> **INSTRUCTIONS TO FOLLOW**
Show each line from the listing that includes the word "Link".

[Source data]
————————

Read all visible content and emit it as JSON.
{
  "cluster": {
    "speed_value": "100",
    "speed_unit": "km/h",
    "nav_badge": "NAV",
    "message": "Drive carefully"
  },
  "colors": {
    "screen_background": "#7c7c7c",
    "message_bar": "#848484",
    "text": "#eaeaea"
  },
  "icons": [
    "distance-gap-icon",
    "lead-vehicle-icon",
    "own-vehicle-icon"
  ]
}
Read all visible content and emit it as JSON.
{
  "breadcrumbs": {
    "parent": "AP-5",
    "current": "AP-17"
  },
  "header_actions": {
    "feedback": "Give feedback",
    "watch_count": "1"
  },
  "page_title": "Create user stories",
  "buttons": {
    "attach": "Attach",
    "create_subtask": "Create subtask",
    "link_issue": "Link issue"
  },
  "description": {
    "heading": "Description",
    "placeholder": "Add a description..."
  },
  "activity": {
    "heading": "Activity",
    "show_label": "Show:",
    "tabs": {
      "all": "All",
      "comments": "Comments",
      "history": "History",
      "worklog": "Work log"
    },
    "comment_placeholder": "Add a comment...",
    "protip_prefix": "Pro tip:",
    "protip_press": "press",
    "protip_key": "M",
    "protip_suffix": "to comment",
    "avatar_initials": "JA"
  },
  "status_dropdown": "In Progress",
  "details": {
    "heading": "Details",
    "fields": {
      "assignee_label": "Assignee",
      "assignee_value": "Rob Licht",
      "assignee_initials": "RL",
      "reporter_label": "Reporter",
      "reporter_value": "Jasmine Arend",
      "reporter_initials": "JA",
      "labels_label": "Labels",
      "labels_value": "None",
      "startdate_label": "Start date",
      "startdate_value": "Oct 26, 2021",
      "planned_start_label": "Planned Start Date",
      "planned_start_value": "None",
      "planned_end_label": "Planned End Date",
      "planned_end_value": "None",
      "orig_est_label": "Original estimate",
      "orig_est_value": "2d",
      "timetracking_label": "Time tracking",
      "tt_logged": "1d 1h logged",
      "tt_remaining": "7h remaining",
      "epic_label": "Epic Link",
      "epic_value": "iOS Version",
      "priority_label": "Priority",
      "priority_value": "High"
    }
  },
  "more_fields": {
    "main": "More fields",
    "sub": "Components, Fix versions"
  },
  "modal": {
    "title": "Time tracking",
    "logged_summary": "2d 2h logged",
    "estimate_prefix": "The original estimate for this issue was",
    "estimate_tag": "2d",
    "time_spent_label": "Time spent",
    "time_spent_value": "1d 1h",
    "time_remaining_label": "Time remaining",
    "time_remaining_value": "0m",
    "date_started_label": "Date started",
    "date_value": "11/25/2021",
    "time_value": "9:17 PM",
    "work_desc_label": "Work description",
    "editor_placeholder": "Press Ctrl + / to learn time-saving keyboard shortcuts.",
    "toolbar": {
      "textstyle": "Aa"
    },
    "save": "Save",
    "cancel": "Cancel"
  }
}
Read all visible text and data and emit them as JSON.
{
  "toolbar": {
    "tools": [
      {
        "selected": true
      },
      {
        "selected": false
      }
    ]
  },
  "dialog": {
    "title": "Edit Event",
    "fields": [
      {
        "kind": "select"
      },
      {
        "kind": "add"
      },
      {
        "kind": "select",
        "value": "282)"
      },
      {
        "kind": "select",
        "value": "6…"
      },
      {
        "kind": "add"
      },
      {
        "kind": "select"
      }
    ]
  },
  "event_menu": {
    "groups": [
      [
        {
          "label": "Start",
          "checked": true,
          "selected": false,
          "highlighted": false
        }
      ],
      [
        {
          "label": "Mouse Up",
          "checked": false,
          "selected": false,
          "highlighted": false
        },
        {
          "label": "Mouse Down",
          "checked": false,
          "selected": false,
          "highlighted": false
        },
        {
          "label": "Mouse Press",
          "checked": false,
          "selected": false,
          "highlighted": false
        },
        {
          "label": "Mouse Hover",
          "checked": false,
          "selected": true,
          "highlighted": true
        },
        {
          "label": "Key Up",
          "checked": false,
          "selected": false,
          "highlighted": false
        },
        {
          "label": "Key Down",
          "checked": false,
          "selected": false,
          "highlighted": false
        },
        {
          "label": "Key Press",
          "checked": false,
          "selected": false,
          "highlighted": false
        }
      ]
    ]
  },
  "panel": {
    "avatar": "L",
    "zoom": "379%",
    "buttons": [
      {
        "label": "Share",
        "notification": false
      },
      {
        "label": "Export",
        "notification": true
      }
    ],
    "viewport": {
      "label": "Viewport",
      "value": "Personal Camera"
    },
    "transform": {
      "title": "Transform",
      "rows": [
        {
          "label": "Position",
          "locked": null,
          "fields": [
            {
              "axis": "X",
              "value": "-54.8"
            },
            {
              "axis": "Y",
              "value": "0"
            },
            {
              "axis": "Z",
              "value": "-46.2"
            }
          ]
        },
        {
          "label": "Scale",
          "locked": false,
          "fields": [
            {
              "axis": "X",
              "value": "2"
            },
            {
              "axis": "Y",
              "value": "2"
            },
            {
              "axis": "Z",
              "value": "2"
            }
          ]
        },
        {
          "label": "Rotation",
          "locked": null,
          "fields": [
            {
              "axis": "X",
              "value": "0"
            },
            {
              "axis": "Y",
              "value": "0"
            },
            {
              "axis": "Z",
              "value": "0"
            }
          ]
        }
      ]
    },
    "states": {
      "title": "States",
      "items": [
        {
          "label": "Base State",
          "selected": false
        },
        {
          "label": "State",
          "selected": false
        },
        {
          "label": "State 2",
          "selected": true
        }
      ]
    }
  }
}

————————

> **ANSWER IN FULL**
    "link_issue": "Link issue"
      "epic_label": "Epic Link",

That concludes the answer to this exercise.